Exercise brief:
Quote the whole listing word for word. Do not include the pictures.

Dataset records
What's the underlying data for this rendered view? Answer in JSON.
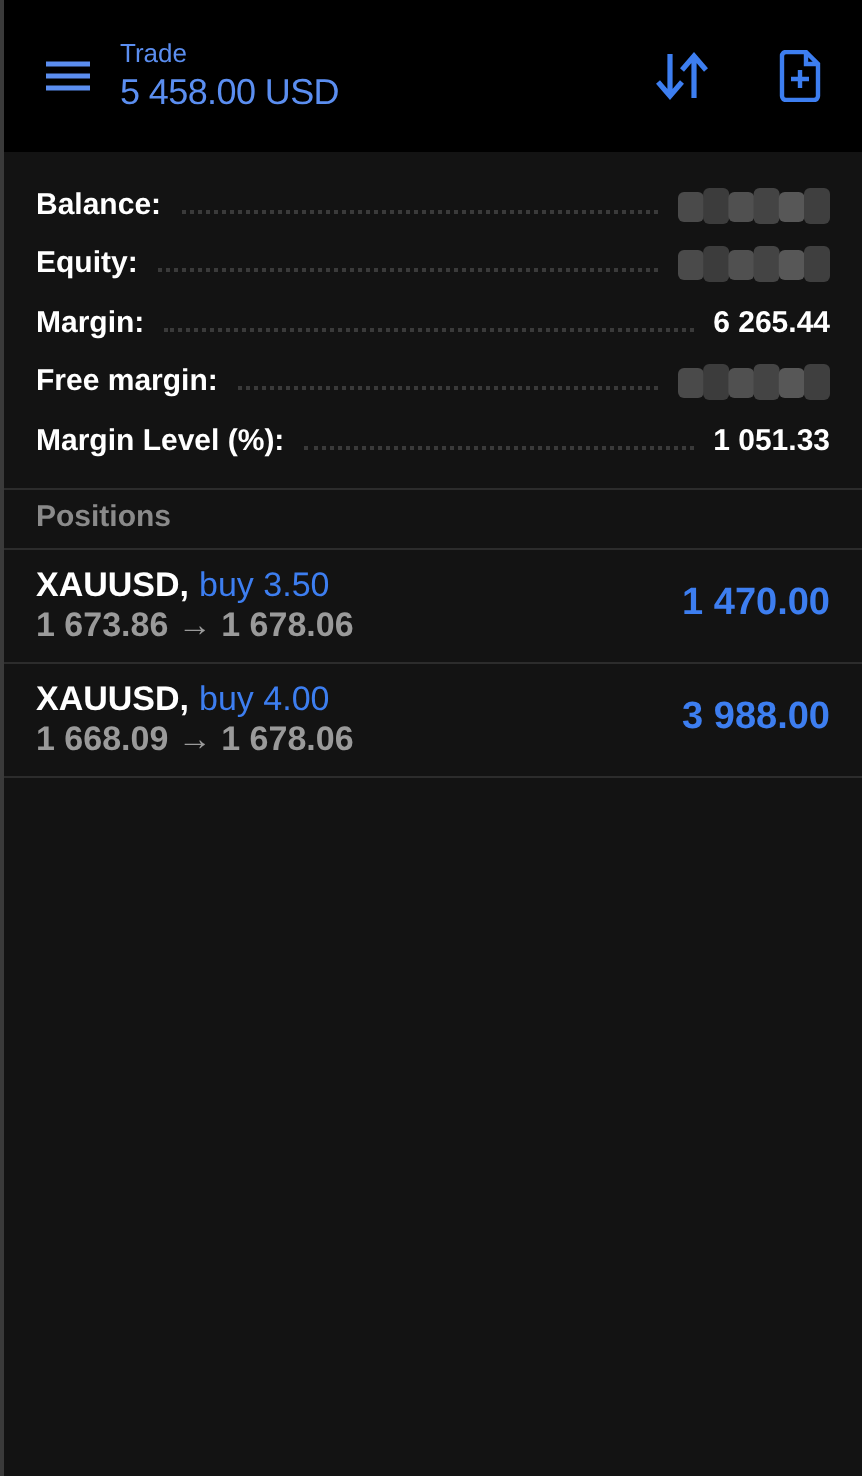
{
  "header": {
    "title": "Trade",
    "balance": "5 458.00 USD"
  },
  "summary": [
    {
      "label": "Balance:",
      "kind": "redacted"
    },
    {
      "label": "Equity:",
      "kind": "redacted"
    },
    {
      "label": "Margin:",
      "kind": "value",
      "value": "6 265.44"
    },
    {
      "label": "Free margin:",
      "kind": "redacted"
    },
    {
      "label": "Margin Level (%):",
      "kind": "value",
      "value": "1 051.33"
    }
  ],
  "positions": {
    "title": "Positions",
    "items": [
      {
        "symbol": "XAUUSD,",
        "order": "buy 3.50",
        "prices": "1 673.86 → 1 678.06",
        "profit": "1 470.00"
      },
      {
        "symbol": "XAUUSD,",
        "order": "buy 4.00",
        "prices": "1 668.09 → 1 678.06",
        "profit": "3 988.00"
      }
    ]
  }
}
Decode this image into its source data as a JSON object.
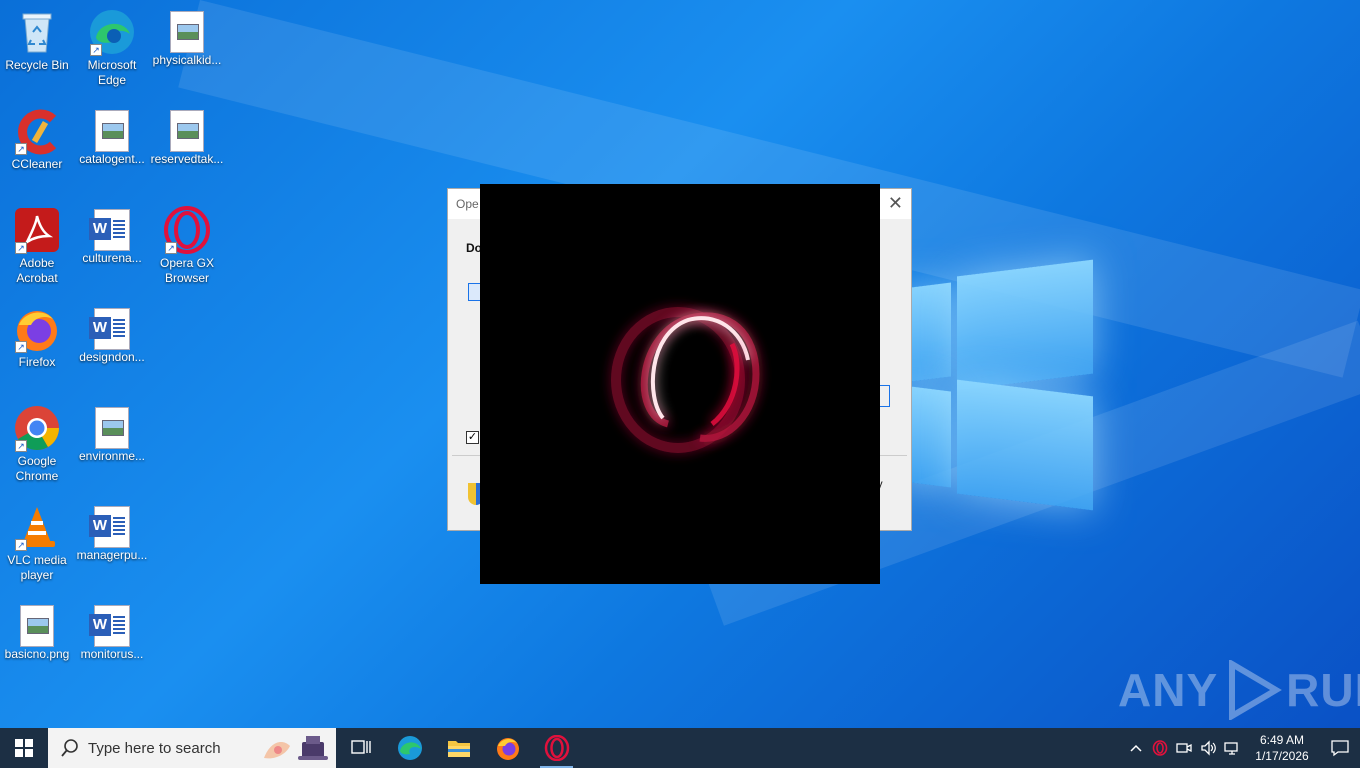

Task output:
What's the underlying data for this rendered view? Answer in JSON.
{
  "header": {
    "title": "Trade",
    "balance": "5 458.00 USD"
  },
  "summary": [
    {
      "label": "Balance:",
      "kind": "redacted"
    },
    {
      "label": "Equity:",
      "kind": "redacted"
    },
    {
      "label": "Margin:",
      "kind": "value",
      "value": "6 265.44"
    },
    {
      "label": "Free margin:",
      "kind": "redacted"
    },
    {
      "label": "Margin Level (%):",
      "kind": "value",
      "value": "1 051.33"
    }
  ],
  "positions": {
    "title": "Positions",
    "items": [
      {
        "symbol": "XAUUSD,",
        "order": "buy 3.50",
        "prices": "1 673.86 → 1 678.06",
        "profit": "1 470.00"
      },
      {
        "symbol": "XAUUSD,",
        "order": "buy 4.00",
        "prices": "1 668.09 → 1 678.06",
        "profit": "3 988.00"
      }
    ]
  }
}
Decode this image into its source data as a JSON object.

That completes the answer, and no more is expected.